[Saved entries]
______

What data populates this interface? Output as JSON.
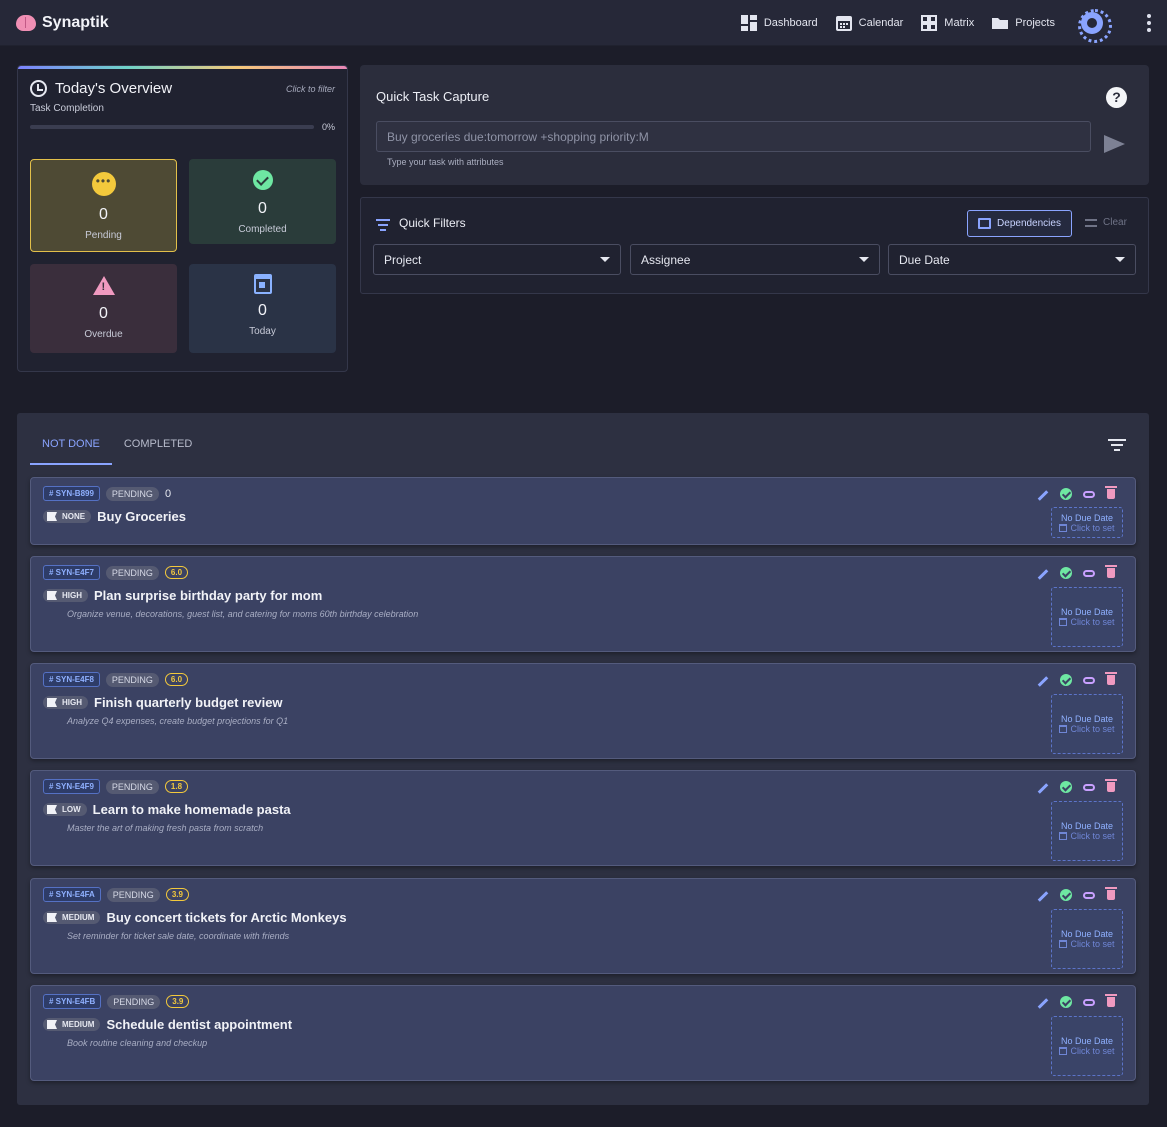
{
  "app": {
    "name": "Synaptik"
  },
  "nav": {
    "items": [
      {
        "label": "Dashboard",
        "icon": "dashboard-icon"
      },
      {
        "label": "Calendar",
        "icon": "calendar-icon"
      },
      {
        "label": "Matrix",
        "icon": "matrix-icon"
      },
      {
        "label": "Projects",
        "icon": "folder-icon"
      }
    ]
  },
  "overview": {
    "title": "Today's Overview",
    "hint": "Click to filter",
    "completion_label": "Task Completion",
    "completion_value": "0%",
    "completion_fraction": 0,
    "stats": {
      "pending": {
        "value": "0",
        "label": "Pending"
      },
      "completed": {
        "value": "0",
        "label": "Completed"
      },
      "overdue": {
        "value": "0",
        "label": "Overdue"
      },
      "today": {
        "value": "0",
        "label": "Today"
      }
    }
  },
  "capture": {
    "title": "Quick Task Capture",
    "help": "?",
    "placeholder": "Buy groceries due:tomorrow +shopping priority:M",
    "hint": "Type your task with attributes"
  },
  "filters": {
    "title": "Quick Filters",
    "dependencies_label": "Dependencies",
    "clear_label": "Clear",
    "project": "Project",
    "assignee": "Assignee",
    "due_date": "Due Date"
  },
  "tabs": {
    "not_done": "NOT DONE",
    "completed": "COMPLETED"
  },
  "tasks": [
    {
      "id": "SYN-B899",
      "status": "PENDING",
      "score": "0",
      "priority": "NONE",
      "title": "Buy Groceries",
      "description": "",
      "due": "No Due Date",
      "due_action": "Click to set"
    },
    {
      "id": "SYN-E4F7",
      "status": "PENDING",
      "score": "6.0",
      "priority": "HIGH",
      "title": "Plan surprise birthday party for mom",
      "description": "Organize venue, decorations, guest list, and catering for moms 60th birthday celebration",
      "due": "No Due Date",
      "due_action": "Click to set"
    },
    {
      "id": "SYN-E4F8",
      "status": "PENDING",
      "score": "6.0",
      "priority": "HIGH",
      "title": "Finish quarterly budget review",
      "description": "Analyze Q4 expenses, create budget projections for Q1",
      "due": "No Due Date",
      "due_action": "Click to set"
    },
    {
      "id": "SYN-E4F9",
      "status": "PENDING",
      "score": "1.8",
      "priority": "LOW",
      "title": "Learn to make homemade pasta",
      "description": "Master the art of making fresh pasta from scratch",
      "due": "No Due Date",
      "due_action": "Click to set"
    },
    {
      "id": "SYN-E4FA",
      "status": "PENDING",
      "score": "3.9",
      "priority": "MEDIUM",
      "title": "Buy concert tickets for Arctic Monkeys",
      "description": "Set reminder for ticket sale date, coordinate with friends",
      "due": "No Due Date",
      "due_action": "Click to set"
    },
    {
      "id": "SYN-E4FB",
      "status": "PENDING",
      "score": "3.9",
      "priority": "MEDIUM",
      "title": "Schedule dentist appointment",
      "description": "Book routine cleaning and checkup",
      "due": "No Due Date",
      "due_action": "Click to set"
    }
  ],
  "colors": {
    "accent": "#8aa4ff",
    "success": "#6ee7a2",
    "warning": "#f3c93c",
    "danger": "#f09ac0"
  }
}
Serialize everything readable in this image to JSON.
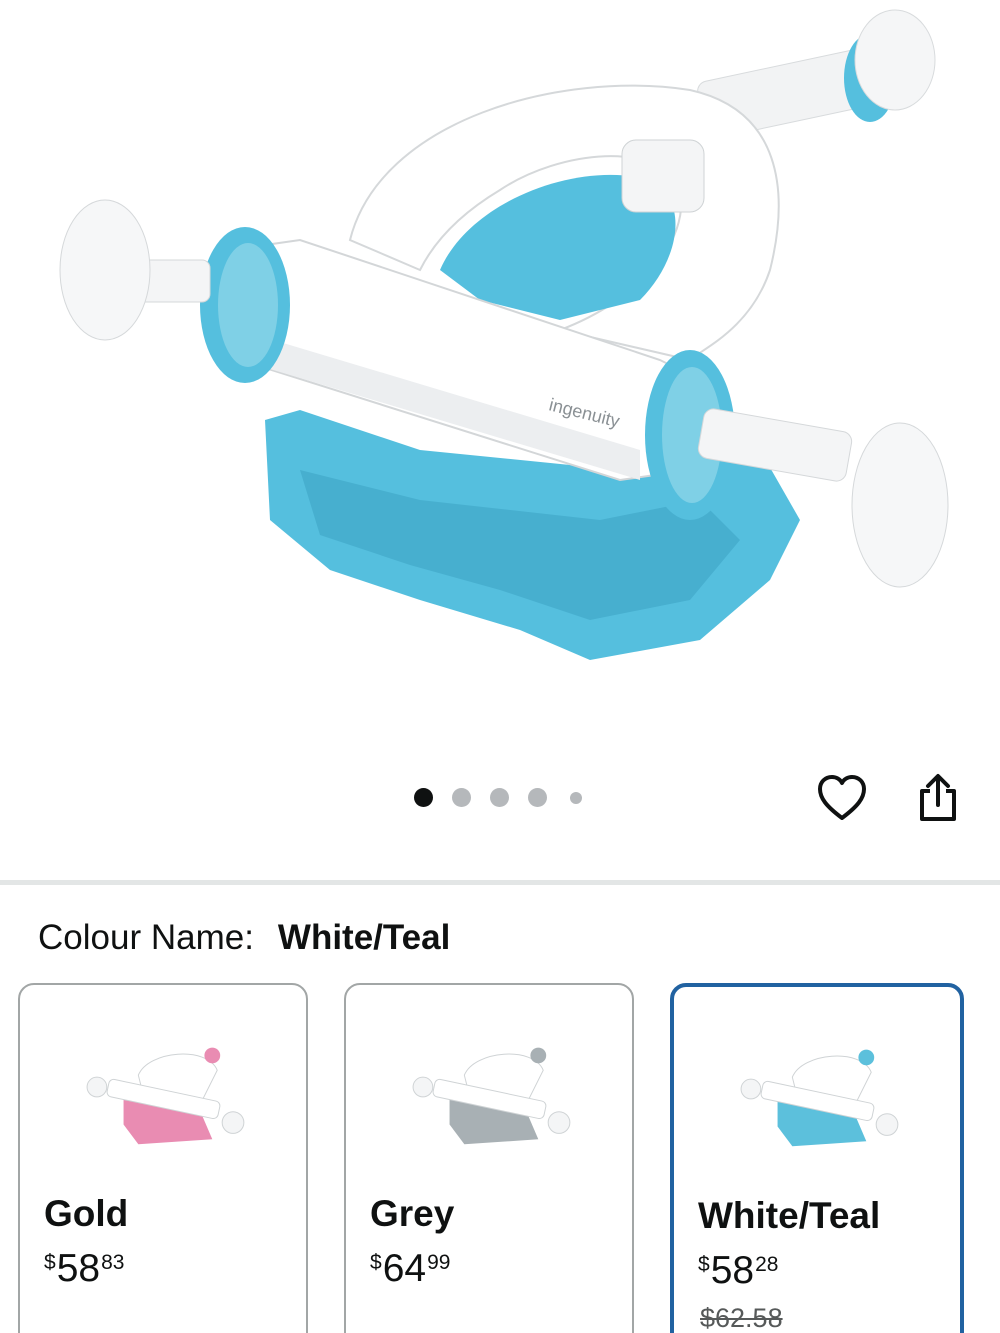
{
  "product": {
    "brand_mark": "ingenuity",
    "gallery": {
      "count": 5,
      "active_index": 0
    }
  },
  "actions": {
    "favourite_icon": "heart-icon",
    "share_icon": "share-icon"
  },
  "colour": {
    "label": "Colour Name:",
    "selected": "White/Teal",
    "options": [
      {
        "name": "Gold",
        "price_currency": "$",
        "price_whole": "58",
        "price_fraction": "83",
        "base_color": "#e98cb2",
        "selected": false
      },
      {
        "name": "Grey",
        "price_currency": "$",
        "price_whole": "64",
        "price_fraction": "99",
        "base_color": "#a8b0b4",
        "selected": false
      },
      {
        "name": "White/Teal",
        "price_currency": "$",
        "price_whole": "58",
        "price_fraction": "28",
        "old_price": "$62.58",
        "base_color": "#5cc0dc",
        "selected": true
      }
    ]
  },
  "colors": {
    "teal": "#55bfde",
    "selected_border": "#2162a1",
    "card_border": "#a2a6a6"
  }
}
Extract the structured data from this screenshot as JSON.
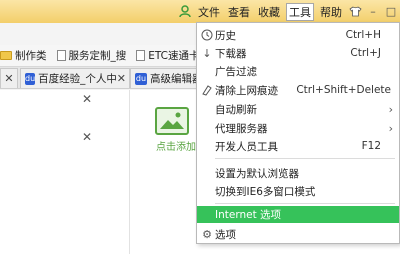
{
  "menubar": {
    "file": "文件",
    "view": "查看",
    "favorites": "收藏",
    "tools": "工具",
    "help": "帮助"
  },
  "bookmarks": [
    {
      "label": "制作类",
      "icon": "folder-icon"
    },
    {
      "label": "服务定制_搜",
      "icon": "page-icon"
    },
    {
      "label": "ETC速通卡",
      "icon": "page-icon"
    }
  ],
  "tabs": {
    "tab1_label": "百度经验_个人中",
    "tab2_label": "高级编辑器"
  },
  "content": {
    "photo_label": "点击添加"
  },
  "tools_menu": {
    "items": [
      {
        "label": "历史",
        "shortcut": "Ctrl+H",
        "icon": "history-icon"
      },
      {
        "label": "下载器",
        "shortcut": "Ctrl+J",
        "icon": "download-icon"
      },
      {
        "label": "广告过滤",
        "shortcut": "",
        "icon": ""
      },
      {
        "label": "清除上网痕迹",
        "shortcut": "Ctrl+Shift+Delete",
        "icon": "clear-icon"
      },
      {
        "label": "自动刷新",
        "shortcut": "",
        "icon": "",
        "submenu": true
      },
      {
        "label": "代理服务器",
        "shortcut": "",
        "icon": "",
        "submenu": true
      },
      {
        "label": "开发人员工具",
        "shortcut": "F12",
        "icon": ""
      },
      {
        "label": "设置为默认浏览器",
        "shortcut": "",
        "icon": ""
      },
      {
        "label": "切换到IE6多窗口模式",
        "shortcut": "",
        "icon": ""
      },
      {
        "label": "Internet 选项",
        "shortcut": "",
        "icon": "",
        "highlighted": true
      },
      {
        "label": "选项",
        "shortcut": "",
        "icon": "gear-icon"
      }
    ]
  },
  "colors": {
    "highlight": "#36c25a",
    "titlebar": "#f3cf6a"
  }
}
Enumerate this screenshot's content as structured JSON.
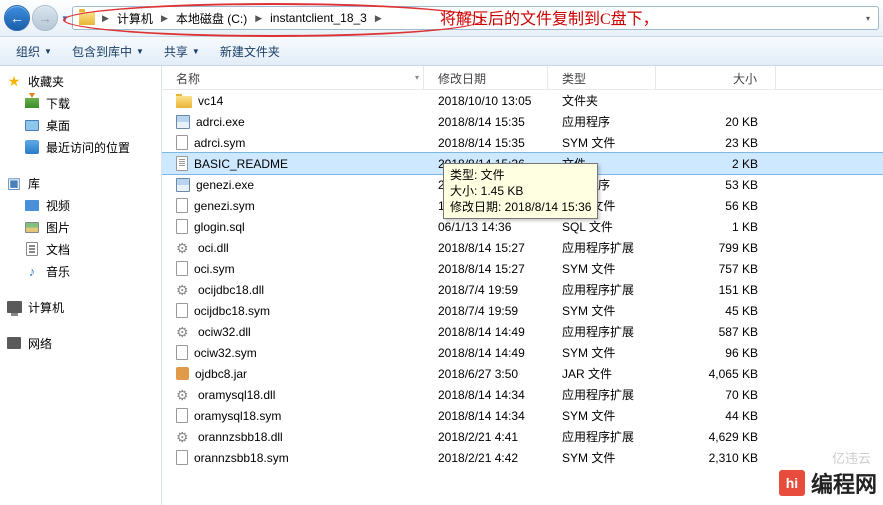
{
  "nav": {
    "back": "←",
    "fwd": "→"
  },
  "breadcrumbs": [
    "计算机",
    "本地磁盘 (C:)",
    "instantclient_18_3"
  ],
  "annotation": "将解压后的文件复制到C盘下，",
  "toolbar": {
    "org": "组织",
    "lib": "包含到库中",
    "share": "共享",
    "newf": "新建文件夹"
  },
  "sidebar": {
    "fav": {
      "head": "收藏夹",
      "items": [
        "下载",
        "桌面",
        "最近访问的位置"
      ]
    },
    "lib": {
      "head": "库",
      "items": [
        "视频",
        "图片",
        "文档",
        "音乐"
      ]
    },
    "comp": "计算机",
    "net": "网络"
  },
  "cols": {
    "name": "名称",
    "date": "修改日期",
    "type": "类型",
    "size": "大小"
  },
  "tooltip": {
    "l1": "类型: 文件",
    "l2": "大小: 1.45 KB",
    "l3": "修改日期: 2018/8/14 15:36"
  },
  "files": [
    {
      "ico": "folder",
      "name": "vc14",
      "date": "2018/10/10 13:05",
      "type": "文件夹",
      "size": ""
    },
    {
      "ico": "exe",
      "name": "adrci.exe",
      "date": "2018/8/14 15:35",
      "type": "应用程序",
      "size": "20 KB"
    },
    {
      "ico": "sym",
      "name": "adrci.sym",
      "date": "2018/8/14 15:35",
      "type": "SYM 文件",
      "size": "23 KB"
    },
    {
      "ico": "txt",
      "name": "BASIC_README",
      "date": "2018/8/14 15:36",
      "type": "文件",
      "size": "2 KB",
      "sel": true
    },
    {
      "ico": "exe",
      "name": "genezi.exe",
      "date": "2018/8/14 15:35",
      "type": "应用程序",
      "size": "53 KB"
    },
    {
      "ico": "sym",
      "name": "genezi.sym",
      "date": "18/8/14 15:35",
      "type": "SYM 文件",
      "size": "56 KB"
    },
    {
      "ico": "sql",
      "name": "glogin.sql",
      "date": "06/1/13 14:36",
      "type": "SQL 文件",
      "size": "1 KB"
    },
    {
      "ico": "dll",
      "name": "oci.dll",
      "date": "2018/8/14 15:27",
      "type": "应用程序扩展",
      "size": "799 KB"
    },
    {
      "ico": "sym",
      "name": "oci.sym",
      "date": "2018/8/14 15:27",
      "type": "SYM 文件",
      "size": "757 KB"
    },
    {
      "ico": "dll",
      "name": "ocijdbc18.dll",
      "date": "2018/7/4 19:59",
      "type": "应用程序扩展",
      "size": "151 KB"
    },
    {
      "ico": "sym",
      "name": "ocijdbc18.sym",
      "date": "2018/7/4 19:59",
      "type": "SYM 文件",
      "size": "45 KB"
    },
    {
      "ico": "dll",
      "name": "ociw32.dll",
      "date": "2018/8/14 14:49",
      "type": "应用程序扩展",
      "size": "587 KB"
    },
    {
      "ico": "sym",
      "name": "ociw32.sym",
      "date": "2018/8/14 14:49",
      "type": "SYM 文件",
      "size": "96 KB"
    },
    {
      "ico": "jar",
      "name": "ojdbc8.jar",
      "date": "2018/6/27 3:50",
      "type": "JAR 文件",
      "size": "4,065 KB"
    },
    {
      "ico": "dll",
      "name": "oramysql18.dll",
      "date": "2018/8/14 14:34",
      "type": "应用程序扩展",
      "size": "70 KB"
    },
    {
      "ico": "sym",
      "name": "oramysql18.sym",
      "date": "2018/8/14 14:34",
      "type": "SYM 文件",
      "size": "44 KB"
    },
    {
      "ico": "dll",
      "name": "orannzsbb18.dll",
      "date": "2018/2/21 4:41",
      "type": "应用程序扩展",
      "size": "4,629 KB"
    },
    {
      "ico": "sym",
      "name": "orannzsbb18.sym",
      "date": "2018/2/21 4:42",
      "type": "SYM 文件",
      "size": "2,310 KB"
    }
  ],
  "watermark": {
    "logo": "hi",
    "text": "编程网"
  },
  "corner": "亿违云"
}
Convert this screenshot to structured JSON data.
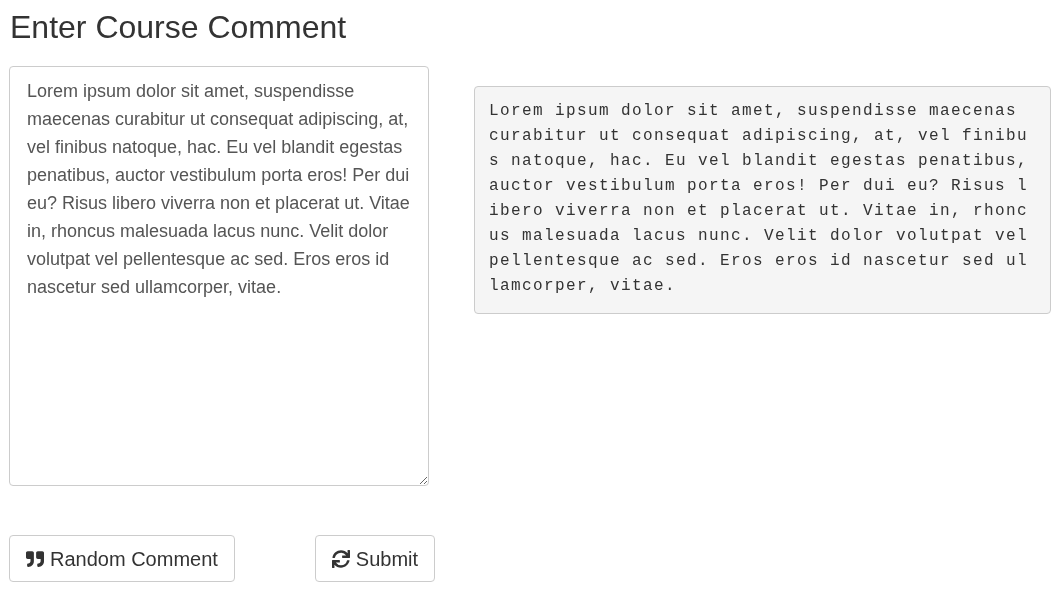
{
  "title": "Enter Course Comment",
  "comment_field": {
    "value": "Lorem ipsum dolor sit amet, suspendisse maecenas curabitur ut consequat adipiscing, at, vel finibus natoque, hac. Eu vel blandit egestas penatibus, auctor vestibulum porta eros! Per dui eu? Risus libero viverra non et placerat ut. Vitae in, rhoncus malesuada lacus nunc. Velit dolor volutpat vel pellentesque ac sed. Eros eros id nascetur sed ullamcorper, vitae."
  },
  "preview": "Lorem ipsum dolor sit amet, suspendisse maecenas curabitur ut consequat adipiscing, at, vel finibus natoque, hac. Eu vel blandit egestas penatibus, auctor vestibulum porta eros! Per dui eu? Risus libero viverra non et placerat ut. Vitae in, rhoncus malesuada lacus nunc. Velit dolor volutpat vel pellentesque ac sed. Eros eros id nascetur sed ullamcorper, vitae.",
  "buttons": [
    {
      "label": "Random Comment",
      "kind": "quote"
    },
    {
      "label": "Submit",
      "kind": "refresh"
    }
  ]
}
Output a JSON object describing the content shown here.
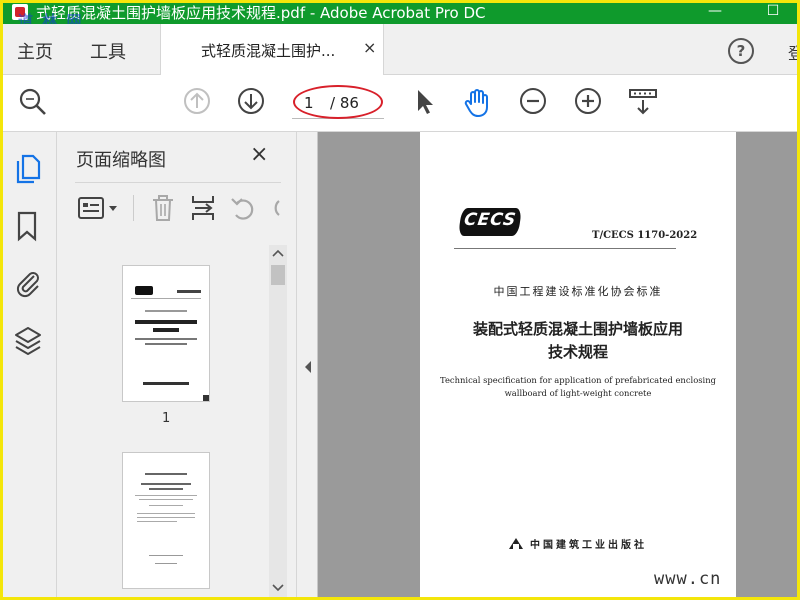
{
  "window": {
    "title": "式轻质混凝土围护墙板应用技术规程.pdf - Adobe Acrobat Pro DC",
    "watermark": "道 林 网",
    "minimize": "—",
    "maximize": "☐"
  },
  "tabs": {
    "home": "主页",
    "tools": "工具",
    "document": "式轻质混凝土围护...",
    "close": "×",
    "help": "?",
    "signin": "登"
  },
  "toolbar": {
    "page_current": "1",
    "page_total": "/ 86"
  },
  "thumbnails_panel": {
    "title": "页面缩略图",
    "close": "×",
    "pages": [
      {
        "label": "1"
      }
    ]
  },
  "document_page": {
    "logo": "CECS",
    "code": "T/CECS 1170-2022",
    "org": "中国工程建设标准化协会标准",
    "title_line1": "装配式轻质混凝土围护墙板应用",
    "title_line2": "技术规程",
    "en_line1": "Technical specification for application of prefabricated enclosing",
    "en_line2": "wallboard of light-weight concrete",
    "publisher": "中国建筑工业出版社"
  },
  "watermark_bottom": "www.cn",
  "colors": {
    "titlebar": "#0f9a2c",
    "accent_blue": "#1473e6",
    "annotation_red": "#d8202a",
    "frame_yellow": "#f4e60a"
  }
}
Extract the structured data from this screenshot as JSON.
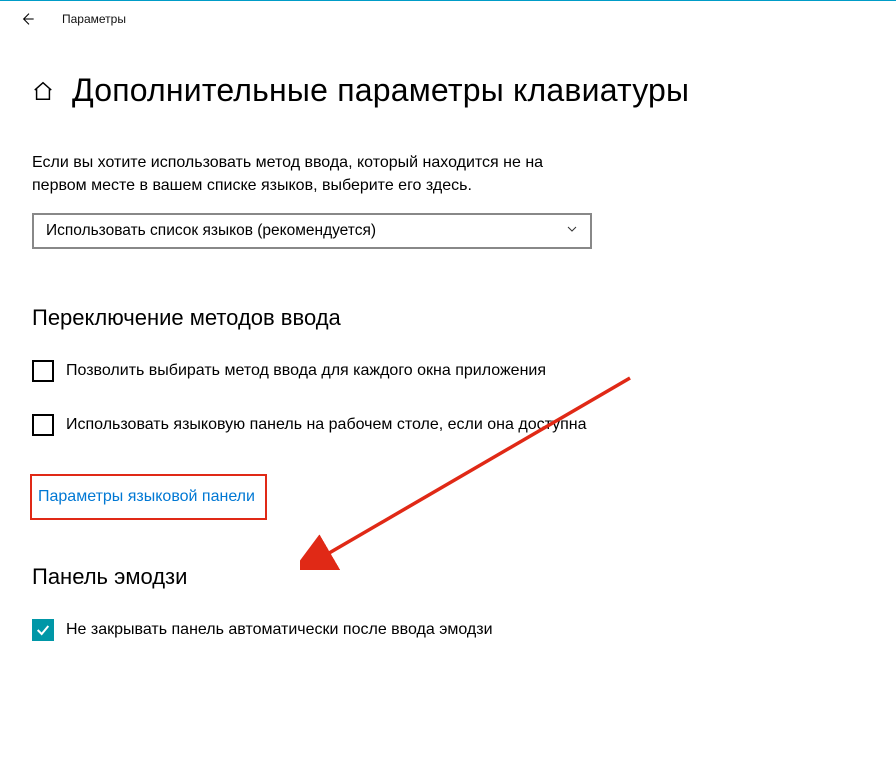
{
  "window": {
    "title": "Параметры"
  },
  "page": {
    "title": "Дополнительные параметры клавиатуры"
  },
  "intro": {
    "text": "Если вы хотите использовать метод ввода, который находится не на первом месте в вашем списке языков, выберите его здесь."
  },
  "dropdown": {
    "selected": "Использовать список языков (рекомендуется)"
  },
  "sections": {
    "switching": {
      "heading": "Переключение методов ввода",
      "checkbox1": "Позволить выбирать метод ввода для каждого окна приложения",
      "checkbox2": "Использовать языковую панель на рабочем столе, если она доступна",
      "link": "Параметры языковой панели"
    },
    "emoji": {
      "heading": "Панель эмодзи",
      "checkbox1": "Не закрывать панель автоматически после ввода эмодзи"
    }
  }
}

______

* [Aim]
How many of the lines above hold "data"? Answer with only the number.

* [Task response]
4